● **WORKING DATA**
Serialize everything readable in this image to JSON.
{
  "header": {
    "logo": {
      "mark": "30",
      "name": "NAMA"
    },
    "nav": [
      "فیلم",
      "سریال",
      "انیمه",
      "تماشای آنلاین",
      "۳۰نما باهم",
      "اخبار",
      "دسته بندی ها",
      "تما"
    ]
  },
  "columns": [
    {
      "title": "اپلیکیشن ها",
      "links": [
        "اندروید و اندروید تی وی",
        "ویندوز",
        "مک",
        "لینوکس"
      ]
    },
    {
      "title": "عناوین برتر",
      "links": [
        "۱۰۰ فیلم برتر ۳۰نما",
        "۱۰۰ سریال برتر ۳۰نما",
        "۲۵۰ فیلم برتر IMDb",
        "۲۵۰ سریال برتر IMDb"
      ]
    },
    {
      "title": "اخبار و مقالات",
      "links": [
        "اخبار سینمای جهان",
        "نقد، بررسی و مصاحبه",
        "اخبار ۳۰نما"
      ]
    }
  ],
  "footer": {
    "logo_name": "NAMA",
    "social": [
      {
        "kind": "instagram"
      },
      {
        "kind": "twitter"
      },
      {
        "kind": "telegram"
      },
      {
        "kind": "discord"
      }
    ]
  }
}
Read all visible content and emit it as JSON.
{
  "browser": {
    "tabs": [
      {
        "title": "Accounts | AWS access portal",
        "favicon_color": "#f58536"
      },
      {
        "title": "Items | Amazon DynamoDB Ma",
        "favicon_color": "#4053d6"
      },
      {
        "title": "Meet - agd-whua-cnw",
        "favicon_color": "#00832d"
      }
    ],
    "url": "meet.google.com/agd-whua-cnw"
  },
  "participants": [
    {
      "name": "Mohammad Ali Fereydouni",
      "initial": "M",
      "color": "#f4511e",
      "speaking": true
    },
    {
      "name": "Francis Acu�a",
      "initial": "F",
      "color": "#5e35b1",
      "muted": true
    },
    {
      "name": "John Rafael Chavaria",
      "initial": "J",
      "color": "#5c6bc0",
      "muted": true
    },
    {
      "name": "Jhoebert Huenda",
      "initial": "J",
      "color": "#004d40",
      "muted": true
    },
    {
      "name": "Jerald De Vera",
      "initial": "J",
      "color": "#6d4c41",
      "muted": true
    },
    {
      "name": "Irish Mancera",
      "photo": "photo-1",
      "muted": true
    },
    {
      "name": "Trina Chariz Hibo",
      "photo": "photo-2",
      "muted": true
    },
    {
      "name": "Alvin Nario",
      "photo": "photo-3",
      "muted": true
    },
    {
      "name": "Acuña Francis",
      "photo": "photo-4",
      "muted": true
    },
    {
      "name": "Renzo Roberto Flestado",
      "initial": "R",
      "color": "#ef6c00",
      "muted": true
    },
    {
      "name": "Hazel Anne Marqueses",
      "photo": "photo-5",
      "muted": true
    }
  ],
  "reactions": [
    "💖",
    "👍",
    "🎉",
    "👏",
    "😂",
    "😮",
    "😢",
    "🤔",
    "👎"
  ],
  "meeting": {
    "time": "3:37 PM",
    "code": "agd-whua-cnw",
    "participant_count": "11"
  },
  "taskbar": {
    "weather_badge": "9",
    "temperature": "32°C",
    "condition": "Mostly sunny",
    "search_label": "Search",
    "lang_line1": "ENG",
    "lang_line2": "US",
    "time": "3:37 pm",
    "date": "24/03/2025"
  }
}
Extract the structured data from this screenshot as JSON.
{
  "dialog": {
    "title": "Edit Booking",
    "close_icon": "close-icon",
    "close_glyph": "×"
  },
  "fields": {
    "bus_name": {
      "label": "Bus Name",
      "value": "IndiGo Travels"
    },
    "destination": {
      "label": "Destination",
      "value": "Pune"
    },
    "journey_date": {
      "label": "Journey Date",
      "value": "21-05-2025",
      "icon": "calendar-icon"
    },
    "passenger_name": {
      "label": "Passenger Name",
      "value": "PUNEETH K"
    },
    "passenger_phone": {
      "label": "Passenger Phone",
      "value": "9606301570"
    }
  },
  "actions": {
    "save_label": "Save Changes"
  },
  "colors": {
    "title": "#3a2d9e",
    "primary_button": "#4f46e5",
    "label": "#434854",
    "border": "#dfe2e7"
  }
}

● **EXERCISE OBJECTIVE**
Print the listing above in full, exactly as it is.

● **SOLVED EXERCISE**
Serialize everything readable in this image to JSON.
{
  "header": {
    "logo": {
      "mark": "30",
      "name": "NAMA"
    },
    "nav": [
      "فیلم",
      "سریال",
      "انیمه",
      "تماشای آنلاین",
      "۳۰نما باهم",
      "اخبار",
      "دسته بندی ها",
      "تما"
    ]
  },
  "columns": [
    {
      "title": "اپلیکیشن ها",
      "links": [
        "اندروید و اندروید تی وی",
        "ویندوز",
        "مک",
        "لینوکس"
      ]
    },
    {
      "title": "عناوین برتر",
      "links": [
        "۱۰۰ فیلم برتر ۳۰نما",
        "۱۰۰ سریال برتر ۳۰نما",
        "۲۵۰ فیلم برتر IMDb",
        "۲۵۰ سریال برتر IMDb"
      ]
    },
    {
      "title": "اخبار و مقالات",
      "links": [
        "اخبار سینمای جهان",
        "نقد، بررسی و مصاحبه",
        "اخبار ۳۰نما"
      ]
    }
  ],
  "footer": {
    "logo_name": "NAMA",
    "social": [
      {
        "kind": "instagram"
      },
      {
        "kind": "twitter"
      },
      {
        "kind": "telegram"
      },
      {
        "kind": "discord"
      }
    ]
  }
}
Read all visible content and emit it as JSON.
{
  "browser": {
    "tabs": [
      {
        "title": "Accounts | AWS access portal",
        "favicon_color": "#f58536"
      },
      {
        "title": "Items | Amazon DynamoDB Ma",
        "favicon_color": "#4053d6"
      },
      {
        "title": "Meet - agd-whua-cnw",
        "favicon_color": "#00832d"
      }
    ],
    "url": "meet.google.com/agd-whua-cnw"
  },
  "participants": [
    {
      "name": "Mohammad Ali Fereydouni",
      "initial": "M",
      "color": "#f4511e",
      "speaking": true
    },
    {
      "name": "Francis Acu�a",
      "initial": "F",
      "color": "#5e35b1",
      "muted": true
    },
    {
      "name": "John Rafael Chavaria",
      "initial": "J",
      "color": "#5c6bc0",
      "muted": true
    },
    {
      "name": "Jhoebert Huenda",
      "initial": "J",
      "color": "#004d40",
      "muted": true
    },
    {
      "name": "Jerald De Vera",
      "initial": "J",
      "color": "#6d4c41",
      "muted": true
    },
    {
      "name": "Irish Mancera",
      "photo": "photo-1",
      "muted": true
    },
    {
      "name": "Trina Chariz Hibo",
      "photo": "photo-2",
      "muted": true
    },
    {
      "name": "Alvin Nario",
      "photo": "photo-3",
      "muted": true
    },
    {
      "name": "Acuña Francis",
      "photo": "photo-4",
      "muted": true
    },
    {
      "name": "Renzo Roberto Flestado",
      "initial": "R",
      "color": "#ef6c00",
      "muted": true
    },
    {
      "name": "Hazel Anne Marqueses",
      "photo": "photo-5",
      "muted": true
    }
  ],
  "reactions": [
    "💖",
    "👍",
    "🎉",
    "👏",
    "😂",
    "😮",
    "😢",
    "🤔",
    "👎"
  ],
  "meeting": {
    "time": "3:37 PM",
    "code": "agd-whua-cnw",
    "participant_count": "11"
  },
  "taskbar": {
    "weather_badge": "9",
    "temperature": "32°C",
    "condition": "Mostly sunny",
    "search_label": "Search",
    "lang_line1": "ENG",
    "lang_line2": "US",
    "time": "3:37 pm",
    "date": "24/03/2025"
  }
}
Extract the structured data from this screenshot as JSON.
{
  "dialog": {
    "title": "Edit Booking",
    "close_icon": "close-icon",
    "close_glyph": "×"
  },
  "fields": {
    "bus_name": {
      "label": "Bus Name",
      "value": "IndiGo Travels"
    },
    "destination": {
      "label": "Destination",
      "value": "Pune"
    },
    "journey_date": {
      "label": "Journey Date",
      "value": "21-05-2025",
      "icon": "calendar-icon"
    },
    "passenger_name": {
      "label": "Passenger Name",
      "value": "PUNEETH K"
    },
    "passenger_phone": {
      "label": "Passenger Phone",
      "value": "9606301570"
    }
  },
  "actions": {
    "save_label": "Save Changes"
  },
  "colors": {
    "title": "#3a2d9e",
    "primary_button": "#4f46e5",
    "label": "#434854",
    "border": "#dfe2e7"
  }
}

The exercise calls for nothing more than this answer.